How many lines in these records hold the string "ylabel"? State only that number.

── ENTRIES ──

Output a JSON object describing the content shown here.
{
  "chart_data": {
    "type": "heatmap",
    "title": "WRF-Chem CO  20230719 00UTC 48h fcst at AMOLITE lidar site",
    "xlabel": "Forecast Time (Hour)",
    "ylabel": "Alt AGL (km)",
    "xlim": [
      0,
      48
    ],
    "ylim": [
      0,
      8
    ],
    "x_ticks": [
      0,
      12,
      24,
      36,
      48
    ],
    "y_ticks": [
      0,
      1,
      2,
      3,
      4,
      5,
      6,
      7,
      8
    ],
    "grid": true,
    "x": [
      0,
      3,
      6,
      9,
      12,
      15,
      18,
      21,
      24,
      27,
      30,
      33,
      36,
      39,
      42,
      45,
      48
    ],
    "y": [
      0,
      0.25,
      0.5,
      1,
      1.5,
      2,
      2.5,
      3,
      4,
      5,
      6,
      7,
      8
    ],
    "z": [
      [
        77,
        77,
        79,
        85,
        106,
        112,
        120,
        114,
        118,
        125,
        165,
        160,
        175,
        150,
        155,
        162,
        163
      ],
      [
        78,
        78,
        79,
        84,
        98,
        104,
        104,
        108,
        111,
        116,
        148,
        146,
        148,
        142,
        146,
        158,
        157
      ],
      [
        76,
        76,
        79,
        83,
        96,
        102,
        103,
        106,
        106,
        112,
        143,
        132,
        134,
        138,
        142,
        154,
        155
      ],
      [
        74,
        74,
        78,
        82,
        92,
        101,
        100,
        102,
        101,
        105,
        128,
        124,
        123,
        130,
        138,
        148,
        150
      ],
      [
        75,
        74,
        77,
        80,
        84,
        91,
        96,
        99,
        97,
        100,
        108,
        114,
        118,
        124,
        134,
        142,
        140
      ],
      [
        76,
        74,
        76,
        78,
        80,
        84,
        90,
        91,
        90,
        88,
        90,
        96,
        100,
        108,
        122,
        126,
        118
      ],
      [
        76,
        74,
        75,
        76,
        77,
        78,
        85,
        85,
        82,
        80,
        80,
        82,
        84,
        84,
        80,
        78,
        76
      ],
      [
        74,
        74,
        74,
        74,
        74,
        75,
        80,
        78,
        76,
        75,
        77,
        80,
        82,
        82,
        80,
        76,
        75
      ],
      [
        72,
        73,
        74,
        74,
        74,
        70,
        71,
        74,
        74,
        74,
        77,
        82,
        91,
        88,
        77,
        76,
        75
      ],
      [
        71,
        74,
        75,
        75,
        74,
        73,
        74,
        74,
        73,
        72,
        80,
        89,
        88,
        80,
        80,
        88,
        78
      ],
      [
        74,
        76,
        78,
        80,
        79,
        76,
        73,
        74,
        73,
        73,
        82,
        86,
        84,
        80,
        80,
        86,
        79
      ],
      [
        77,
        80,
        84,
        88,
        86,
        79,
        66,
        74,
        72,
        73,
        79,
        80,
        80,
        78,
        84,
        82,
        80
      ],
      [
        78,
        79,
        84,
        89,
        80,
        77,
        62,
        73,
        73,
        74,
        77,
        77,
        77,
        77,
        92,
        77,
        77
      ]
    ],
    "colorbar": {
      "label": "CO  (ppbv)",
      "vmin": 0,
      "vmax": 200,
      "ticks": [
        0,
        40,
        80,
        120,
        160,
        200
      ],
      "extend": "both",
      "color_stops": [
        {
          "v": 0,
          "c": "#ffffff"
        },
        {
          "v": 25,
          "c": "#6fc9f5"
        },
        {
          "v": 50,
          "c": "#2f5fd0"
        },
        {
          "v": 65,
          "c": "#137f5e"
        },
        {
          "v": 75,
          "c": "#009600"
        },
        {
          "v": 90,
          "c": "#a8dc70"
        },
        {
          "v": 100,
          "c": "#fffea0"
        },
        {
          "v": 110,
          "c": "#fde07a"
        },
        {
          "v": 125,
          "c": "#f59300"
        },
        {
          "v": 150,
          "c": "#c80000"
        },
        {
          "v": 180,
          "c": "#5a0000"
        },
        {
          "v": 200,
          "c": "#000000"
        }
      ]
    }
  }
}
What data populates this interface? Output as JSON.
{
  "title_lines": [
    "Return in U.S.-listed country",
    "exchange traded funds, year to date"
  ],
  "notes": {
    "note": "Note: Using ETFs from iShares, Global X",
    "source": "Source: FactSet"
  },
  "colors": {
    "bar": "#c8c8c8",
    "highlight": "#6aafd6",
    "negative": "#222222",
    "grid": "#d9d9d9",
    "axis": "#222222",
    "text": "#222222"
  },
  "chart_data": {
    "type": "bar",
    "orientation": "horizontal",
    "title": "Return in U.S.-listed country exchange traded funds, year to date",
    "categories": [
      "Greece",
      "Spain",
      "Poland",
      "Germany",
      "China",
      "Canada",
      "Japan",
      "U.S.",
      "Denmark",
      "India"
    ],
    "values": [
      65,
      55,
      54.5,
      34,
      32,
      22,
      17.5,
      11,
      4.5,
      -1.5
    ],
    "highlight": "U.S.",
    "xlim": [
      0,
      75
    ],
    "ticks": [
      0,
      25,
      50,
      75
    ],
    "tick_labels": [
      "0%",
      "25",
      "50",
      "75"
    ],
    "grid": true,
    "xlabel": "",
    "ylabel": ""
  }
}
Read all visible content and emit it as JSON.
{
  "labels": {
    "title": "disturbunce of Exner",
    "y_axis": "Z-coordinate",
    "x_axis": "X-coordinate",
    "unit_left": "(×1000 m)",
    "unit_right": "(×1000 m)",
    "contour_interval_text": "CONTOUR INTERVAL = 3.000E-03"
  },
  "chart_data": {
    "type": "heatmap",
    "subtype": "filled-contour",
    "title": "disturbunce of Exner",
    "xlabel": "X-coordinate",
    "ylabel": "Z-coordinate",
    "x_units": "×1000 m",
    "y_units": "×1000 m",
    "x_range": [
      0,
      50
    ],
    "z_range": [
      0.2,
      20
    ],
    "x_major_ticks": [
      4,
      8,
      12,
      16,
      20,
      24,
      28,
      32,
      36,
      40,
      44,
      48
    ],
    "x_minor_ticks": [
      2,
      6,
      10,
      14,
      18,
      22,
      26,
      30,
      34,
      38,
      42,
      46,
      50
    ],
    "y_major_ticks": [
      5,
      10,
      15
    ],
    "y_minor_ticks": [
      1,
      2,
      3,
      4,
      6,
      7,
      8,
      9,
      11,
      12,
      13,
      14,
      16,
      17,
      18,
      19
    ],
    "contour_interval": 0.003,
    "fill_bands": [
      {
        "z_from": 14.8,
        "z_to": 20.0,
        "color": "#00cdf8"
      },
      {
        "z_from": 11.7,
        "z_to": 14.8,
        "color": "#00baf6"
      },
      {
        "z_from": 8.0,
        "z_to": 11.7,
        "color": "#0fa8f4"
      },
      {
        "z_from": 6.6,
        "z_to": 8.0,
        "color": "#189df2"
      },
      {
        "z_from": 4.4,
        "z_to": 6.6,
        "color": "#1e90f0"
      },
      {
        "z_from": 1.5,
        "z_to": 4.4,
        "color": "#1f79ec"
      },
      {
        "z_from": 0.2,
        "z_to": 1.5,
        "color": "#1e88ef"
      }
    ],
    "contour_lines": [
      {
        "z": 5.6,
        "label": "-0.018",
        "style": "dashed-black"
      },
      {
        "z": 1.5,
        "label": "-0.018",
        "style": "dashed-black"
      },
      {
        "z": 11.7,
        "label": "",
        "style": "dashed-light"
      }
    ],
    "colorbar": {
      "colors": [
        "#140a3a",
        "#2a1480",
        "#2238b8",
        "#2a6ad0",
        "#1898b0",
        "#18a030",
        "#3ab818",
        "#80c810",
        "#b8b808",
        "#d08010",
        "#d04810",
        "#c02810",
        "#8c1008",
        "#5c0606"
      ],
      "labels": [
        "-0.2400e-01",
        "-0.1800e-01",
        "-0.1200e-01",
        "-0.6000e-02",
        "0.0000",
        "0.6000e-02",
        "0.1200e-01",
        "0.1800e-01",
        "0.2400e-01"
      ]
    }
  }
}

───

## RESULT OF THIS TASK
3